— START —
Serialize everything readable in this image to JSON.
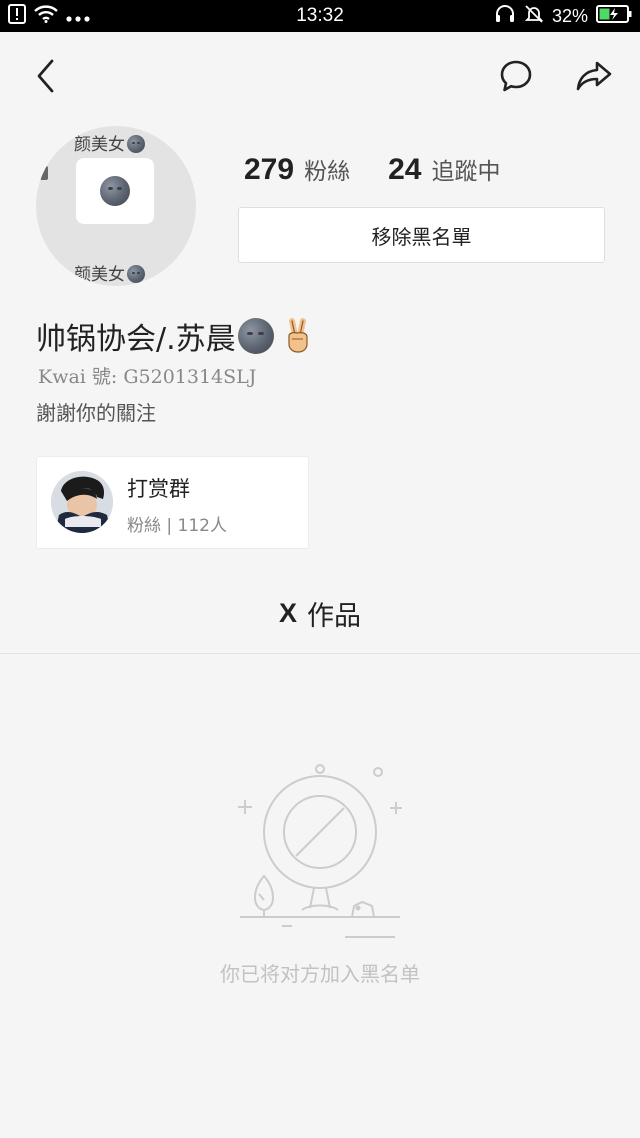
{
  "status_bar": {
    "time": "13:32",
    "battery_percent": "32%",
    "left_icons": [
      "alert-icon",
      "wifi-icon",
      "more-dots-icon"
    ],
    "right_icons": [
      "headset-icon",
      "silent-bell-icon",
      "battery-charging-icon"
    ]
  },
  "nav": {
    "back_icon": "chevron-left-icon",
    "message_icon": "chat-bubble-icon",
    "share_icon": "share-arrow-icon"
  },
  "avatar": {
    "tag_top": "颜美女",
    "tag_bottom": "颜美女"
  },
  "stats": {
    "followers_count": "279",
    "followers_label": "粉絲",
    "following_count": "24",
    "following_label": "追蹤中"
  },
  "remove_blacklist_label": "移除黑名單",
  "profile": {
    "username": "帅锅协会/.苏晨",
    "kwai_id": "Kwai 號: G5201314SLJ",
    "bio": "謝謝你的關注"
  },
  "group": {
    "name": "打赏群",
    "meta": "粉絲 | 112人"
  },
  "works_tab": {
    "prefix": "X",
    "label": "作品"
  },
  "empty_state": {
    "text": "你已将对方加入黑名单"
  },
  "colors": {
    "background": "#f5f5f5",
    "status_bar": "#000000",
    "battery": "#4cd964",
    "muted_text": "#888888",
    "empty_text": "#c2c2c2"
  }
}
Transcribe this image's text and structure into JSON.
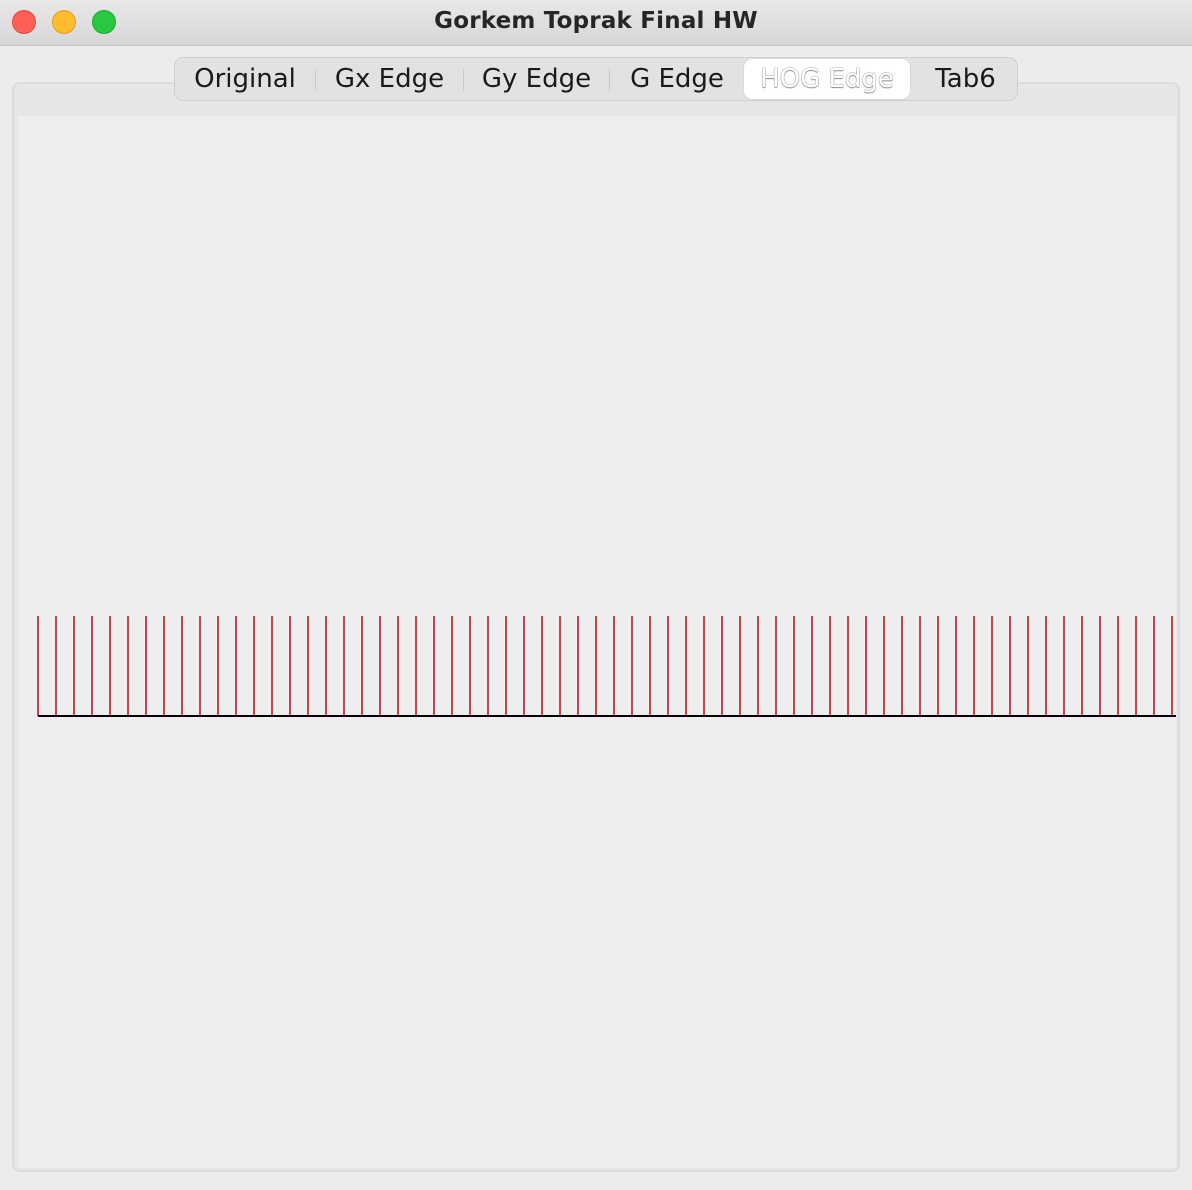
— END —
REQUIREMENTS >> Copy out each record shown above without alteration, skipping any picture.

WRITTEN ANSWER >>
Serialize everything readable in this image to JSON.
{
  "status_bar": {
    "time": "13:32",
    "battery_percent": "32%",
    "left_icons": [
      "alert-icon",
      "wifi-icon",
      "more-dots-icon"
    ],
    "right_icons": [
      "headset-icon",
      "silent-bell-icon",
      "battery-charging-icon"
    ]
  },
  "nav": {
    "back_icon": "chevron-left-icon",
    "message_icon": "chat-bubble-icon",
    "share_icon": "share-arrow-icon"
  },
  "avatar": {
    "tag_top": "颜美女",
    "tag_bottom": "颜美女"
  },
  "stats": {
    "followers_count": "279",
    "followers_label": "粉絲",
    "following_count": "24",
    "following_label": "追蹤中"
  },
  "remove_blacklist_label": "移除黑名單",
  "profile": {
    "username": "帅锅协会/.苏晨",
    "kwai_id": "Kwai 號: G5201314SLJ",
    "bio": "謝謝你的關注"
  },
  "group": {
    "name": "打赏群",
    "meta": "粉絲 | 112人"
  },
  "works_tab": {
    "prefix": "X",
    "label": "作品"
  },
  "empty_state": {
    "text": "你已将对方加入黑名单"
  },
  "colors": {
    "background": "#f5f5f5",
    "status_bar": "#000000",
    "battery": "#4cd964",
    "muted_text": "#888888",
    "empty_text": "#c2c2c2"
  }
}
Transcribe this image's text and structure into JSON.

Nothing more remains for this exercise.